• _THE PROBLEM_
Each line containing the word "year" should be found and copied.
+ + + +
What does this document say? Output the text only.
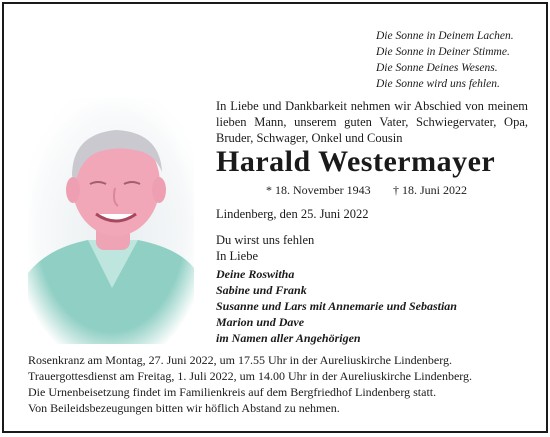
Die Sonne in Deinem Lachen.
Die Sonne in Deiner Stimme.
Die Sonne Deines Wesens.
Die Sonne wird uns fehlen.
In Liebe und Dankbarkeit nehmen wir Abschied von meinem lieben Mann, unserem guten Vater, Schwiegervater, Opa, Bruder, Schwager, Onkel und Cousin
Harald Westermayer
* 18. November 1943 † 18. Juni 2022
Lindenberg, den 25. Juni 2022
Du wirst uns fehlen
In Liebe
Deine Roswitha
Sabine und Frank
Susanne und Lars mit Annemarie und Sebastian
Marion und Dave
im Namen aller Angehörigen
Rosenkranz am Montag, 27. Juni 2022, um 17.55 Uhr in der Aureliuskirche Lindenberg.
Trauergottesdienst am Freitag, 1. Juli 2022, um 14.00 Uhr in der Aureliuskirche Lindenberg.
Die Urnenbeisetzung findet im Familienkreis auf dem Bergfriedhof Lindenberg statt.
Von Beileidsbezeugungen bitten wir höflich Abstand zu nehmen.
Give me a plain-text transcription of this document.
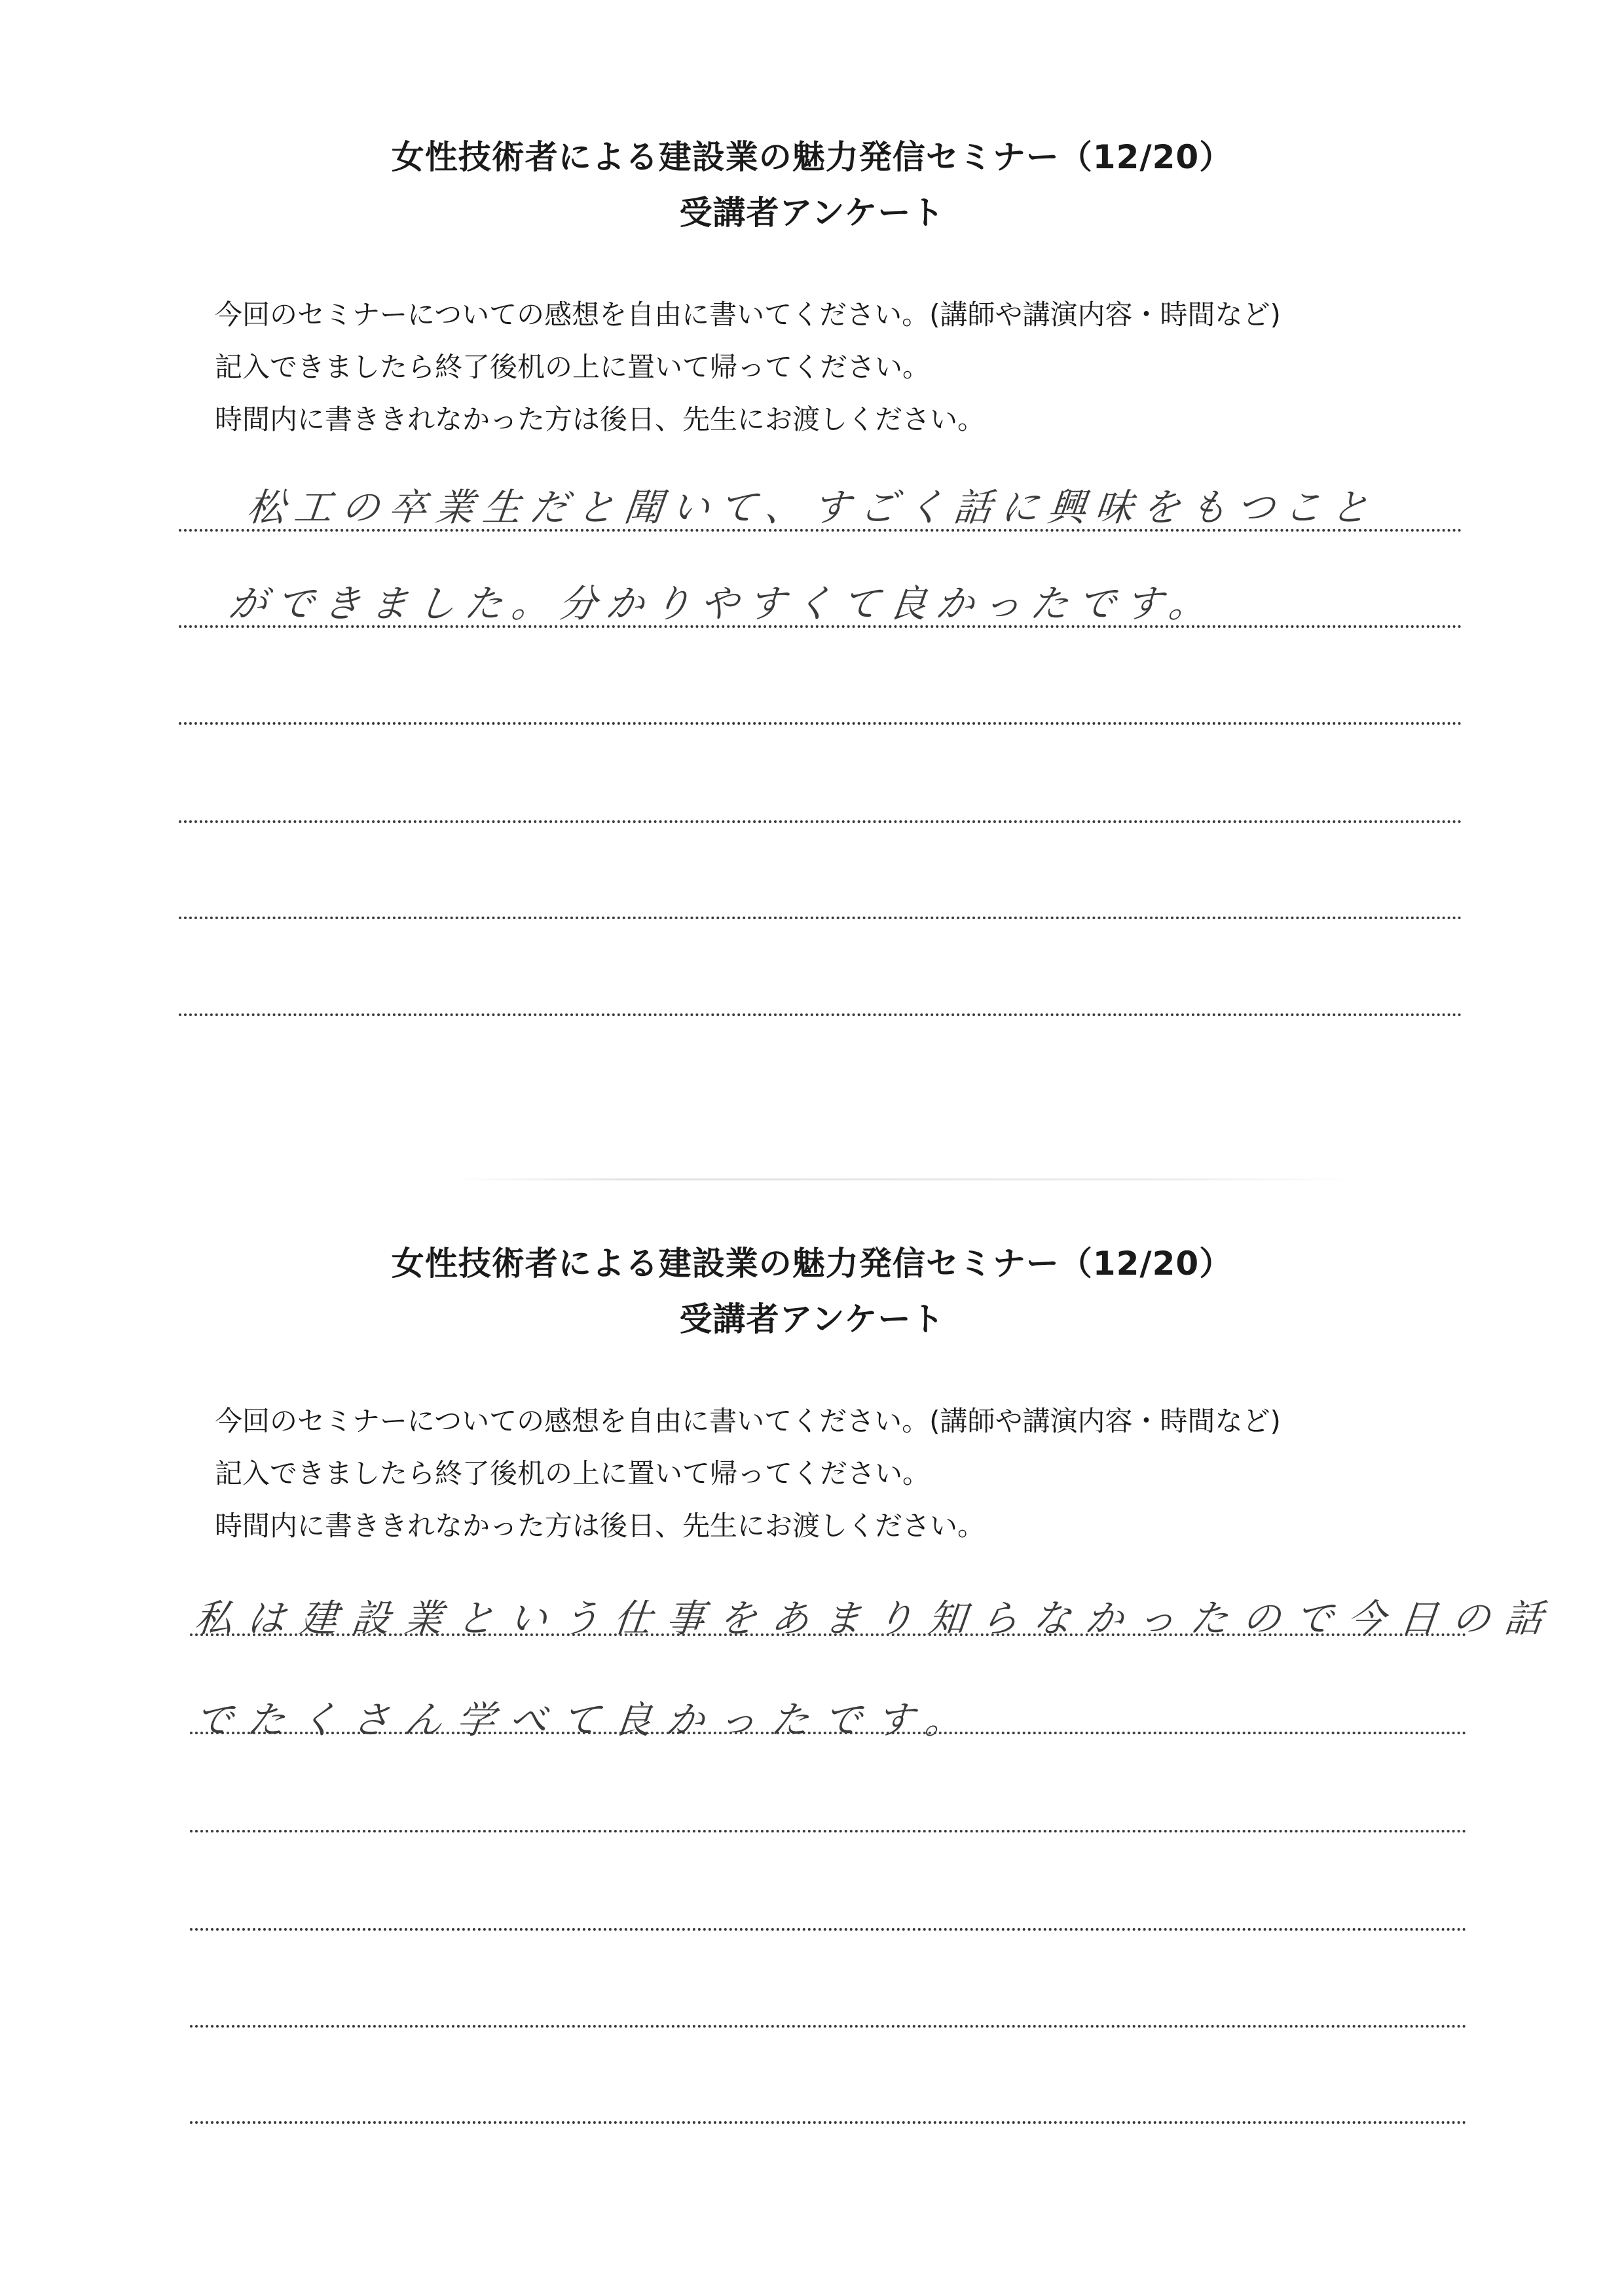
女性技術者による建設業の魅力発信セミナー（12/20）
受講者アンケート

今回のセミナーについての感想を自由に書いてください。(講師や講演内容・時間など)

記入できましたら終了後机の上に置いて帰ってください。

時間内に書ききれなかった方は後日、先生にお渡しください。

松工の卒業生だと聞いて、すごく話に興味をもつこと
ができました。分かりやすくて良かったです。
女性技術者による建設業の魅力発信セミナー（12/20）
受講者アンケート

今回のセミナーについての感想を自由に書いてください。(講師や講演内容・時間など)

記入できましたら終了後机の上に置いて帰ってください。

時間内に書ききれなかった方は後日、先生にお渡しください。

私は建設業という仕事をあまり知らなかったので今日の話
でたくさん学べて良かったです。
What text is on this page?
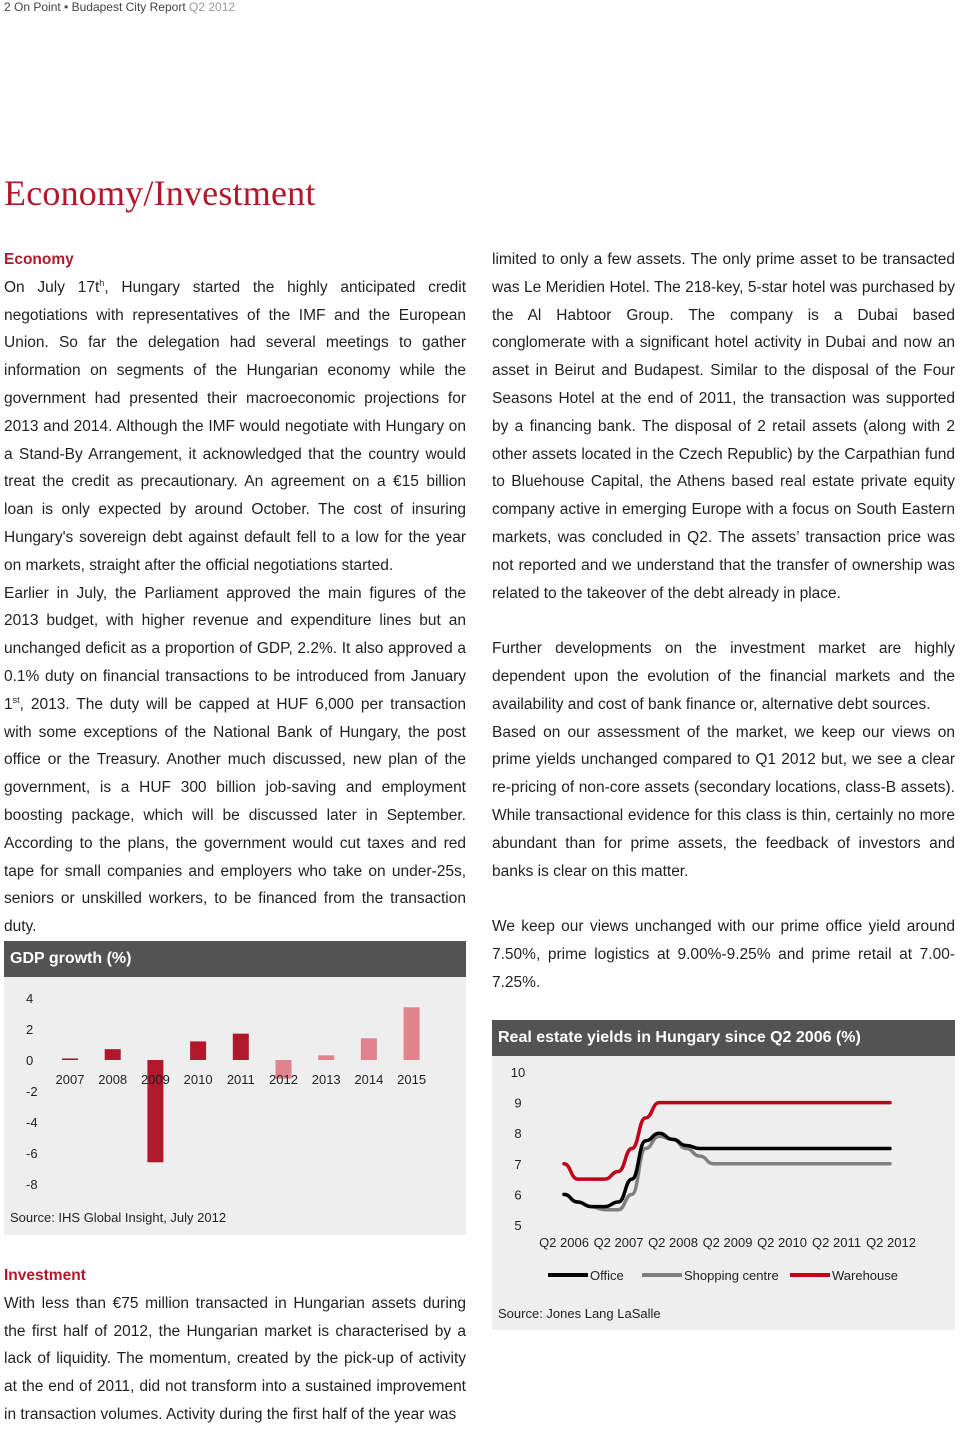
2 On Point • Budapest City Report Q2 2012
Economy/Investment

Economy

On July $17t^h$, Hungary started the highly anticipated credit negotiations with representatives of the IMF and the European Union. So far the delegation had several meetings to gather information on segments of the Hungarian economy while the government had presented their macroeconomic projections for 2013 and 2014. Although the IMF would negotiate with Hungary on a Stand-By Arrangement, it acknowledged that the country would treat the credit as precautionary. An agreement on a €15 billion loan is only expected by around October. The cost of insuring Hungary's sovereign debt against default fell to a low for the year on markets, straight after the official negotiations started.

Earlier in July, the Parliament approved the main figures of the 2013 budget, with higher revenue and expenditure lines but an unchanged deficit as a proportion of GDP, 2.2%. It also approved a 0.1% duty on financial transactions to be introduced from January 1st, 2013. The duty will be capped at HUF 6,000 per transaction with some exceptions of the National Bank of Hungary, the post office or the Treasury. Another much discussed, new plan of the government, is a HUF 300 billion job-saving and employment boosting package, which will be discussed later in September. According to the plans, the government would cut taxes and red tape for small companies and employers who take on under-25s, seniors or unskilled workers, to be financed from the transaction duty.

GDP growth (%)
4
2
0
-2
-4
-6
-8
2007 2008 2009 2010 2011 2012 2013 2014 2015
Source: IHS Global Insight, July 2012

Investment

With less than €75 million transacted in Hungarian assets during the first half of 2012, the Hungarian market is characterised by a lack of liquidity. The momentum, created by the pick-up of activity at the end of 2011, did not transform into a sustained improvement in transaction volumes. Activity during the first half of the year was

limited to only a few assets. The only prime asset to be transacted was Le Meridien Hotel. The 218-key, 5-star hotel was purchased by the Al Habtoor Group. The company is a Dubai based conglomerate with a significant hotel activity in Dubai and now an asset in Beirut and Budapest. Similar to the disposal of the Four Seasons Hotel at the end of 2011, the transaction was supported by a financing bank. The disposal of 2 retail assets (along with 2 other assets located in the Czech Republic) by the Carpathian fund to Bluehouse Capital, the Athens based real estate private equity company active in emerging Europe with a focus on South Eastern markets, was concluded in Q2. The assets’ transaction price was not reported and we understand that the transfer of ownership was related to the takeover of the debt already in place.

Further developments on the investment market are highly dependent upon the evolution of the financial markets and the availability and cost of bank finance or, alternative debt sources.

Based on our assessment of the market, we keep our views on prime yields unchanged compared to Q1 2012 but, we see a clear re-pricing of non-core assets (secondary locations, class-B assets). While transactional evidence for this class is thin, certainly no more abundant than for prime assets, the feedback of investors and banks is clear on this matter.

We keep our views unchanged with our prime office yield around 7.50%, prime logistics at 9.00%-9.25% and prime retail at 7.00-7.25%.

Real estate yields in Hungary since Q2 2006 (%)
10
9
8
7
6
5
Q2 2006 Q2 2007 Q2 2008 Q2 2009 Q2 2010 Q2 2011 Q2 2012
Office	Shopping centre	Warehouse
Source: Jones Lang LaSalle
+ + + +
• _WRITTEN REPLY_
On July $17t^h$, Hungary started the highly anticipated credit negotiations with representatives of the IMF and the European Union. So far the delegation had several meetings to gather information on segments of the Hungarian economy while the government had presented their macroeconomic projections for 2013 and 2014. Although the IMF would negotiate with Hungary on a Stand-By Arrangement, it acknowledged that the country would treat the credit as precautionary. An agreement on a €15 billion loan is only expected by around October. The cost of insuring Hungary's sovereign debt against default fell to a low for the year on markets, straight after the official negotiations started.
With less than €75 million transacted in Hungarian assets during the first half of 2012, the Hungarian market is characterised by a lack of liquidity. The momentum, created by the pick-up of activity at the end of 2011, did not transform into a sustained improvement in transaction volumes. Activity during the first half of the year was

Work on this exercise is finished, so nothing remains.